> **EXTRAIT**
La renaissance architecturale de l'Afrique: les 3 noms qu'il faut absolument retenir

La rénovation des thermes de Sidi Harazem de Jean-François Zevaco, le ‘Le Corbusier du Maroc’, est dirigée par l’architecte marocaine Aziza Chaouni, diplômée de l’Université de Columbia. Et d’après le New York Times, qui est “peut-être l’architecte le plus fascinant du monde”? Le ghanéen David Adjaye. Le concepteur du Pavillon Serpentine en 2017? Diébédo Francis Kéré, né au Burkina Faso. La nouvelle génération d’architectes africains ne manque pas d’ambition. Voici trois architectes et leurs projets visionnaires.

> **DONNÉES DISPONIBLES**
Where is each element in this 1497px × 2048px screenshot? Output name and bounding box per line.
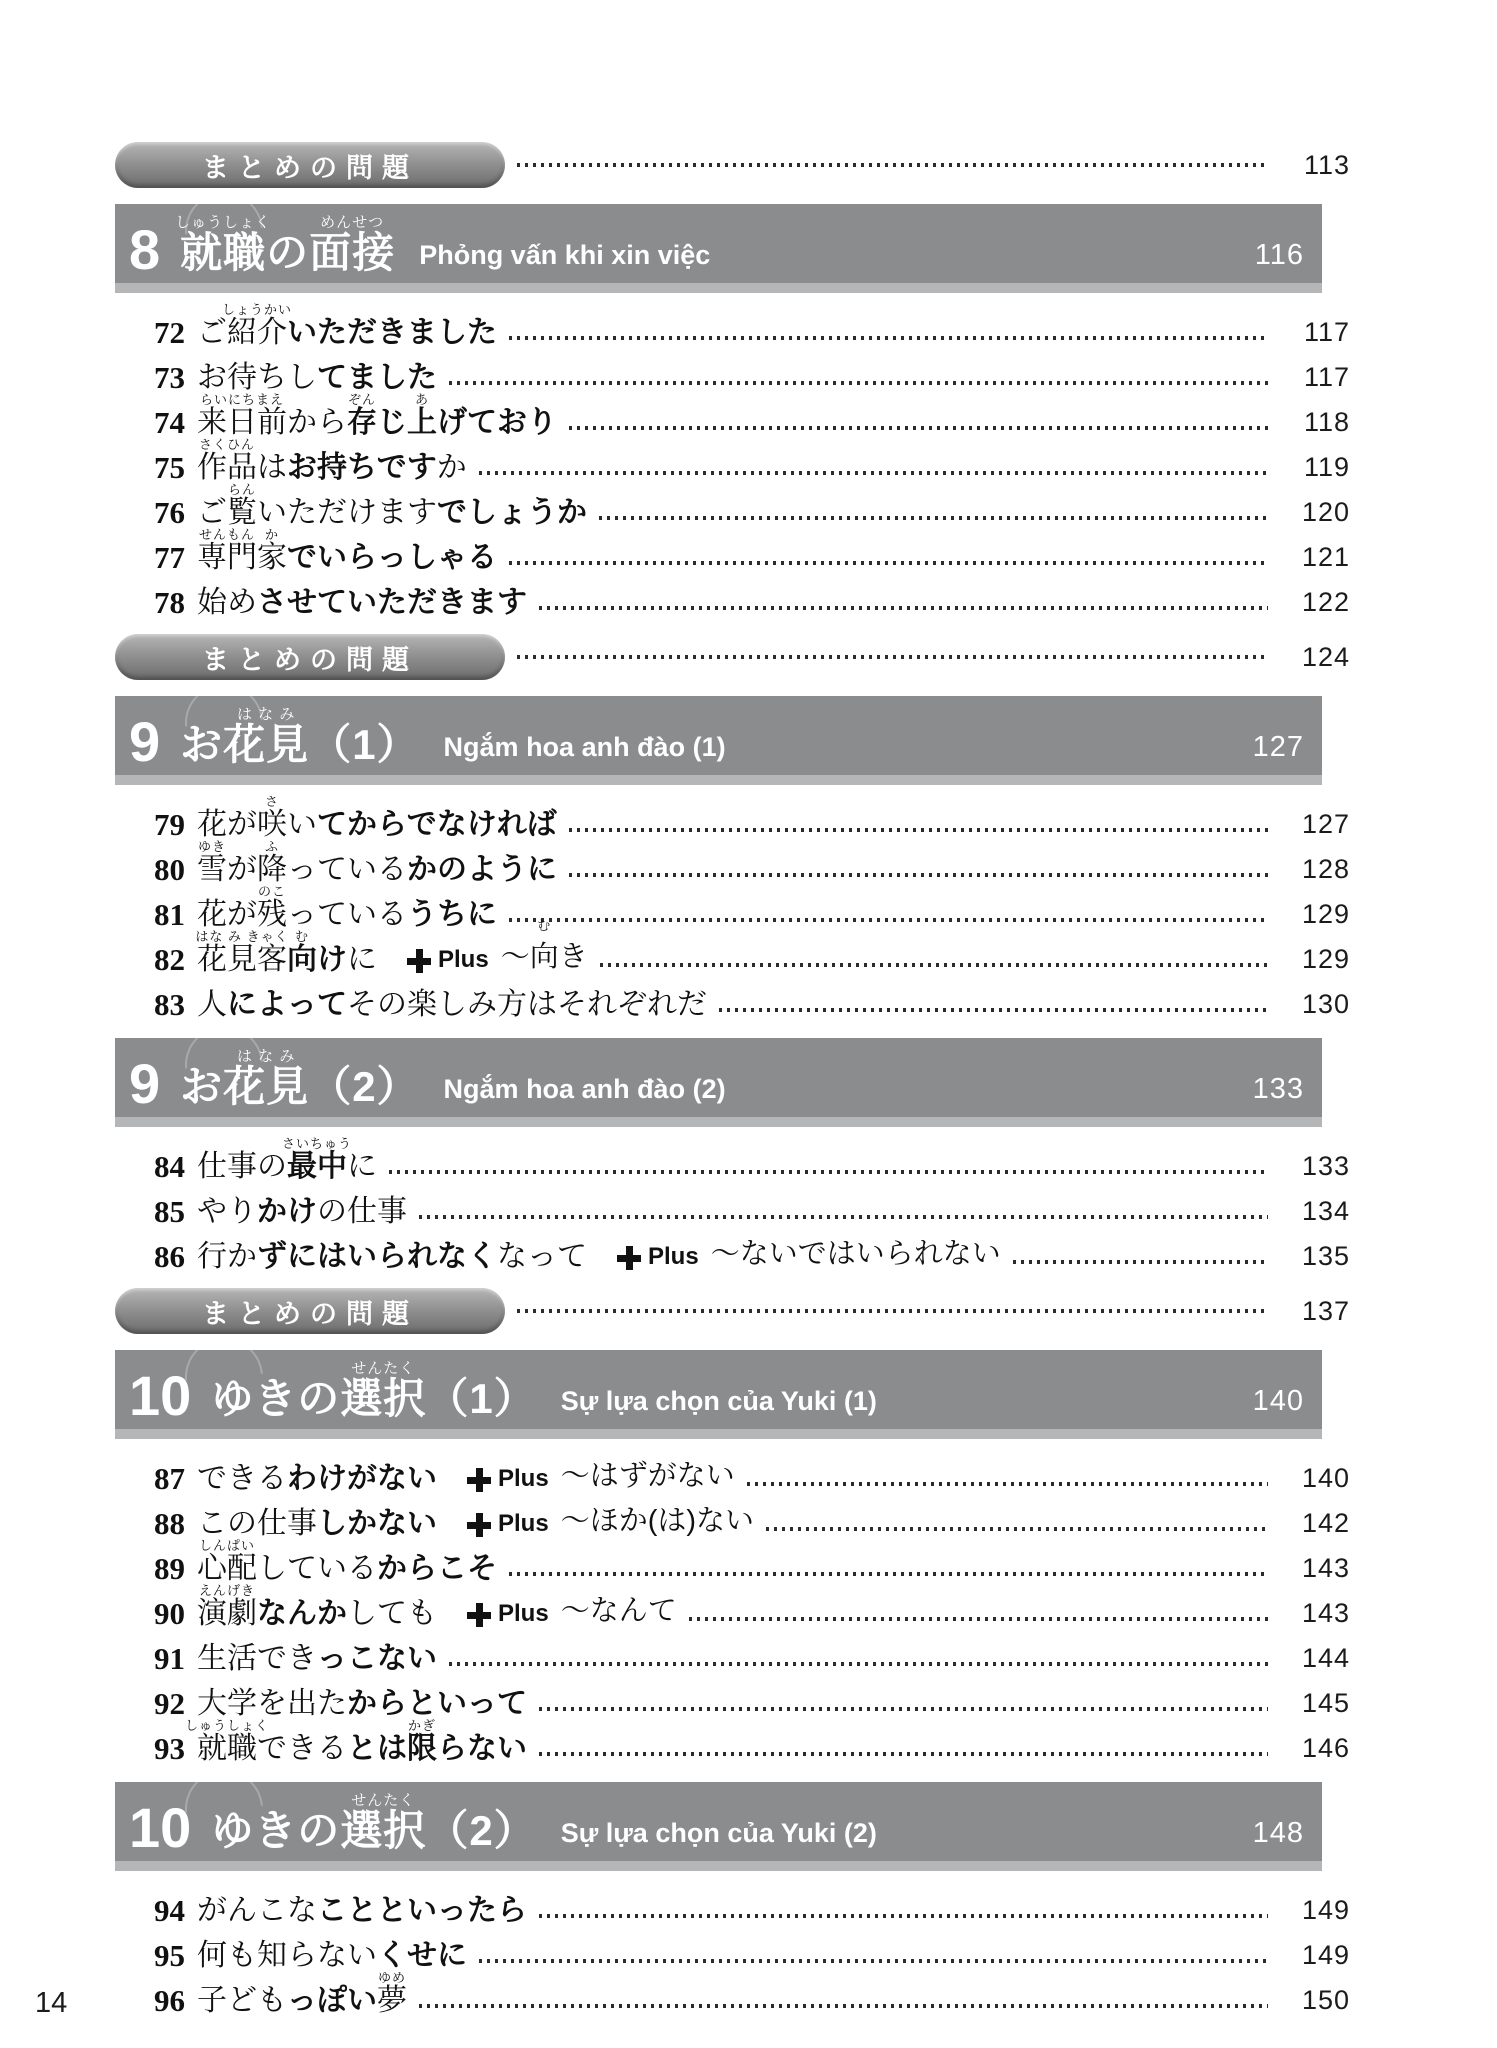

> **TÂCHES À RÉALISER**
A: Recopiez sans rien modifier le passage de l'extrait qui va de « La renaissance architecturale » jusqu'à « leurs projets visionnaires. ».
B: D'après l'extrait sur les architectes africains, dans quel pays est né Diébédo Francis Kéré ?

> **SOLUTIONS DES TÂCHES**
A:
La renaissance architecturale de l'Afrique: les 3 noms qu'il faut absolument retenir

La rénovation des thermes de Sidi Harazem de Jean-François Zevaco, le ‘Le Corbusier du Maroc’, est dirigée par l’architecte marocaine Aziza Chaouni, diplômée de l’Université de Columbia. Et d’après le New York Times, qui est “peut-être l’architecte le plus fascinant du monde”? Le ghanéen David Adjaye. Le concepteur du Pavillon Serpentine en 2017? Diébédo Francis Kéré, né au Burkina Faso. La nouvelle génération d’architectes africains ne manque pas d’ambition. Voici trois architectes et leurs projets visionnaires.

B: Au Burkina Faso.